━━━ ENTRIES PROVIDED ━━━
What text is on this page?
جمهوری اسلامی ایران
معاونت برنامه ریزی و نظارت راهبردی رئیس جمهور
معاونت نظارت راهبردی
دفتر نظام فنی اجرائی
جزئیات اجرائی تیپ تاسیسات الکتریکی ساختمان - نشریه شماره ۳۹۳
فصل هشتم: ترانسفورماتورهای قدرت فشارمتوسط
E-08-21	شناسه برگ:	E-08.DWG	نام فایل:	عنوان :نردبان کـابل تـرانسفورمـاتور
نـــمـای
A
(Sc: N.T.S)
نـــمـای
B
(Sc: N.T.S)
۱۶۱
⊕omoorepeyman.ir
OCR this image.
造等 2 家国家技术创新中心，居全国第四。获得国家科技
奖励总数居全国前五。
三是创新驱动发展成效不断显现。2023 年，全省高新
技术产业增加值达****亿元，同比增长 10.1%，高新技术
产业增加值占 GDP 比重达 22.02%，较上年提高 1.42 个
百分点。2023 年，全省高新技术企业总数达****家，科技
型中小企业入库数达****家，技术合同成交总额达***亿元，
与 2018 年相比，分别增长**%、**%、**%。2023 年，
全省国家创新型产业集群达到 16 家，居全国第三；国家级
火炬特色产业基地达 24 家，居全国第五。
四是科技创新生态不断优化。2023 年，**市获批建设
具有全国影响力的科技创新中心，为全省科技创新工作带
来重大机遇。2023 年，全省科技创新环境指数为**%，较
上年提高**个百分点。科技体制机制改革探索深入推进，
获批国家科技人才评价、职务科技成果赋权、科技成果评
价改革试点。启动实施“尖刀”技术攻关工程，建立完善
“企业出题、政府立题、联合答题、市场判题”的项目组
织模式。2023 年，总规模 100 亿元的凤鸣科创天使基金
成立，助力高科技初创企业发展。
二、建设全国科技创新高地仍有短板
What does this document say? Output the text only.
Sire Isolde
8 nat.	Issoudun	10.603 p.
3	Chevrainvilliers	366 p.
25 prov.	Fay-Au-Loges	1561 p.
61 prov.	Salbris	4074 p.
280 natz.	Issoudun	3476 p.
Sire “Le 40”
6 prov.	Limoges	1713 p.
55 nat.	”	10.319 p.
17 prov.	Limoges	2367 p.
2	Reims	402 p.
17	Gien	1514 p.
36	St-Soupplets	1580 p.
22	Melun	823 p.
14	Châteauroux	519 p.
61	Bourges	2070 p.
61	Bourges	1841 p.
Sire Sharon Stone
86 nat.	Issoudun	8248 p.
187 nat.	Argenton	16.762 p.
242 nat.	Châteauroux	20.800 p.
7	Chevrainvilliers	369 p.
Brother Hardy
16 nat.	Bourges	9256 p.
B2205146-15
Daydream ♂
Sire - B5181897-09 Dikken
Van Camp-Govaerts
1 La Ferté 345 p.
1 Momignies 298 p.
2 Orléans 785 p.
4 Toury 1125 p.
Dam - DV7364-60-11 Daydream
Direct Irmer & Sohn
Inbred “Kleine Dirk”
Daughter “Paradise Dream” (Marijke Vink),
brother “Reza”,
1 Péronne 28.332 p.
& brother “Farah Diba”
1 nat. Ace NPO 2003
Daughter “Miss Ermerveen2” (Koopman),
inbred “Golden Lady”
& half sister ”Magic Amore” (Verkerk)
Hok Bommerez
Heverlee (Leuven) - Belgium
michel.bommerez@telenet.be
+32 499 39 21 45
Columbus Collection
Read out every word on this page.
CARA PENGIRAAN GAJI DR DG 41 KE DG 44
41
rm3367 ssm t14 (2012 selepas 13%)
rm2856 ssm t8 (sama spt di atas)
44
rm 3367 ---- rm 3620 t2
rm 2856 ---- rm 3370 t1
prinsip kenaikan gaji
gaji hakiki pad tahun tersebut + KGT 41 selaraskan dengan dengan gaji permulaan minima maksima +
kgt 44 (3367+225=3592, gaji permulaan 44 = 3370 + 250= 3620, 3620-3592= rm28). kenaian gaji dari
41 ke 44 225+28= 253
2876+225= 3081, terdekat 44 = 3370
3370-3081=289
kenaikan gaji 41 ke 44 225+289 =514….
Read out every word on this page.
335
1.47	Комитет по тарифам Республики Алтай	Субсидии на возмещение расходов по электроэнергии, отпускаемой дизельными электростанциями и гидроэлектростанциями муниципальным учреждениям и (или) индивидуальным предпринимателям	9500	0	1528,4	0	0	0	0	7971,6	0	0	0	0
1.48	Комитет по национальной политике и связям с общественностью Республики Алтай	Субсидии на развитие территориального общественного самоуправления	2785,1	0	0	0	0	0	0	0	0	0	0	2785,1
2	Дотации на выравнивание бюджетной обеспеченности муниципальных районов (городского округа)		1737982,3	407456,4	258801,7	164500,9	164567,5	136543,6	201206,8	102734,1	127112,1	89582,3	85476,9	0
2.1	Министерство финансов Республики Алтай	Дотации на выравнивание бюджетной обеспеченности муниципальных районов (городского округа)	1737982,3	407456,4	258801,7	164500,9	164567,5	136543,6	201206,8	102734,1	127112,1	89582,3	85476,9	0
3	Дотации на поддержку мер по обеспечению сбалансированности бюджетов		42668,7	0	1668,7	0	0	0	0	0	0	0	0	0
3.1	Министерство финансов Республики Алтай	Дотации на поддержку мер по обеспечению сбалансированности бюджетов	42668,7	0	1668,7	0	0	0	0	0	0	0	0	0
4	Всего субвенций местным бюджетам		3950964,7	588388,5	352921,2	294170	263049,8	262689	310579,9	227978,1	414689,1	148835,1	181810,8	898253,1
━━━
_GOAL:_ Copy out each record, keeping every word as it is.

_ANSWER TO THE TASK:_
What text is on this page?
جمهوری اسلامی ایران
معاونت برنامه ریزی و نظارت راهبردی رئیس جمهور
معاونت نظارت راهبردی
دفتر نظام فنی اجرائی
جزئیات اجرائی تیپ تاسیسات الکتریکی ساختمان - نشریه شماره ۳۹۳
فصل هشتم: ترانسفورماتورهای قدرت فشارمتوسط
E-08-21	شناسه برگ:	E-08.DWG	نام فایل:	عنوان :نردبان کـابل تـرانسفورمـاتور
نـــمـای
A
(Sc: N.T.S)
نـــمـای
B
(Sc: N.T.S)
۱۶۱
⊕omoorepeyman.ir
OCR this image.
造等 2 家国家技术创新中心，居全国第四。获得国家科技
奖励总数居全国前五。
三是创新驱动发展成效不断显现。2023 年，全省高新
技术产业增加值达****亿元，同比增长 10.1%，高新技术
产业增加值占 GDP 比重达 22.02%，较上年提高 1.42 个
百分点。2023 年，全省高新技术企业总数达****家，科技
型中小企业入库数达****家，技术合同成交总额达***亿元，
与 2018 年相比，分别增长**%、**%、**%。2023 年，
全省国家创新型产业集群达到 16 家，居全国第三；国家级
火炬特色产业基地达 24 家，居全国第五。
四是科技创新生态不断优化。2023 年，**市获批建设
具有全国影响力的科技创新中心，为全省科技创新工作带
来重大机遇。2023 年，全省科技创新环境指数为**%，较
上年提高**个百分点。科技体制机制改革探索深入推进，
获批国家科技人才评价、职务科技成果赋权、科技成果评
价改革试点。启动实施“尖刀”技术攻关工程，建立完善
“企业出题、政府立题、联合答题、市场判题”的项目组
织模式。2023 年，总规模 100 亿元的凤鸣科创天使基金
成立，助力高科技初创企业发展。
二、建设全国科技创新高地仍有短板
What does this document say? Output the text only.
Sire Isolde
8 nat.	Issoudun	10.603 p.
3	Chevrainvilliers	366 p.
25 prov.	Fay-Au-Loges	1561 p.
61 prov.	Salbris	4074 p.
280 natz.	Issoudun	3476 p.
Sire “Le 40”
6 prov.	Limoges	1713 p.
55 nat.	”	10.319 p.
17 prov.	Limoges	2367 p.
2	Reims	402 p.
17	Gien	1514 p.
36	St-Soupplets	1580 p.
22	Melun	823 p.
14	Châteauroux	519 p.
61	Bourges	2070 p.
61	Bourges	1841 p.
Sire Sharon Stone
86 nat.	Issoudun	8248 p.
187 nat.	Argenton	16.762 p.
242 nat.	Châteauroux	20.800 p.
7	Chevrainvilliers	369 p.
Brother Hardy
16 nat.	Bourges	9256 p.
B2205146-15
Daydream ♂
Sire - B5181897-09 Dikken
Van Camp-Govaerts
1 La Ferté 345 p.
1 Momignies 298 p.
2 Orléans 785 p.
4 Toury 1125 p.
Dam - DV7364-60-11 Daydream
Direct Irmer & Sohn
Inbred “Kleine Dirk”
Daughter “Paradise Dream” (Marijke Vink),
brother “Reza”,
1 Péronne 28.332 p.
& brother “Farah Diba”
1 nat. Ace NPO 2003
Daughter “Miss Ermerveen2” (Koopman),
inbred “Golden Lady”
& half sister ”Magic Amore” (Verkerk)
Hok Bommerez
Heverlee (Leuven) - Belgium
michel.bommerez@telenet.be
+32 499 39 21 45
Columbus Collection
Read out every word on this page.
CARA PENGIRAAN GAJI DR DG 41 KE DG 44
41
rm3367 ssm t14 (2012 selepas 13%)
rm2856 ssm t8 (sama spt di atas)
44
rm 3367 ---- rm 3620 t2
rm 2856 ---- rm 3370 t1
prinsip kenaikan gaji
gaji hakiki pad tahun tersebut + KGT 41 selaraskan dengan dengan gaji permulaan minima maksima +
kgt 44 (3367+225=3592, gaji permulaan 44 = 3370 + 250= 3620, 3620-3592= rm28). kenaian gaji dari
41 ke 44 225+28= 253
2876+225= 3081, terdekat 44 = 3370
3370-3081=289
kenaikan gaji 41 ke 44 225+289 =514….
Read out every word on this page.
335
1.47	Комитет по тарифам Республики Алтай	Субсидии на возмещение расходов по электроэнергии, отпускаемой дизельными электростанциями и гидроэлектростанциями муниципальным учреждениям и (или) индивидуальным предпринимателям	9500	0	1528,4	0	0	0	0	7971,6	0	0	0	0
1.48	Комитет по национальной политике и связям с общественностью Республики Алтай	Субсидии на развитие территориального общественного самоуправления	2785,1	0	0	0	0	0	0	0	0	0	0	2785,1
2	Дотации на выравнивание бюджетной обеспеченности муниципальных районов (городского округа)		1737982,3	407456,4	258801,7	164500,9	164567,5	136543,6	201206,8	102734,1	127112,1	89582,3	85476,9	0
2.1	Министерство финансов Республики Алтай	Дотации на выравнивание бюджетной обеспеченности муниципальных районов (городского округа)	1737982,3	407456,4	258801,7	164500,9	164567,5	136543,6	201206,8	102734,1	127112,1	89582,3	85476,9	0
3	Дотации на поддержку мер по обеспечению сбалансированности бюджетов		42668,7	0	1668,7	0	0	0	0	0	0	0	0	0
3.1	Министерство финансов Республики Алтай	Дотации на поддержку мер по обеспечению сбалансированности бюджетов	42668,7	0	1668,7	0	0	0	0	0	0	0	0	0
4	Всего субвенций местным бюджетам		3950964,7	588388,5	352921,2	294170	263049,8	262689	310579,9	227978,1	414689,1	148835,1	181810,8	898253,1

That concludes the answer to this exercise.